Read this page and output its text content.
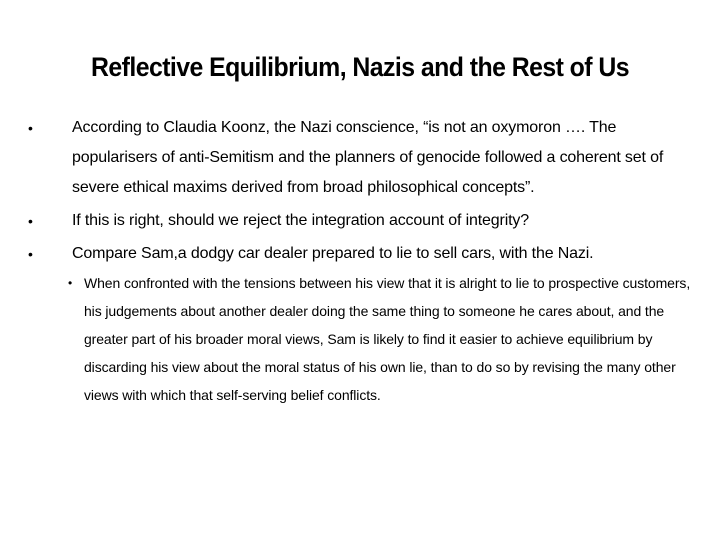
Reflective Equilibrium, Nazis and the Rest of Us
•	According to Claudia Koonz, the Nazi conscience, “is not an oxymoron …. The popularisers of anti-Semitism and the planners of genocide followed a coherent set of severe ethical maxims derived from broad philosophical concepts”.
•	If this is right, should we reject the integration account of integrity?
•	Compare Sam,a dodgy car dealer prepared to lie to sell cars, with the Nazi.
• When confronted with the tensions between his view that it is alright to lie to prospective customers, his judgements about another dealer doing the same thing to someone he cares about, and the greater part of his broader moral views, Sam is likely to find it easier to achieve equilibrium by discarding his view about the moral status of his own lie, than to do so by revising the many other views with which that self-serving belief conflicts.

****************************************

WHAT YOU NEED TO DO: Every record above must be given again exactly; drop the pictures.

EXERCISE OUTPUT:
Read this page and output its text content.
Reflective Equilibrium, Nazis and the Rest of Us
•	According to Claudia Koonz, the Nazi conscience, “is not an oxymoron …. The popularisers of anti-Semitism and the planners of genocide followed a coherent set of severe ethical maxims derived from broad philosophical concepts”.
•	If this is right, should we reject the integration account of integrity?
•	Compare Sam,a dodgy car dealer prepared to lie to sell cars, with the Nazi.
• When confronted with the tensions between his view that it is alright to lie to prospective customers, his judgements about another dealer doing the same thing to someone he cares about, and the greater part of his broader moral views, Sam is likely to find it easier to achieve equilibrium by discarding his view about the moral status of his own lie, than to do so by revising the many other views with which that self-serving belief conflicts.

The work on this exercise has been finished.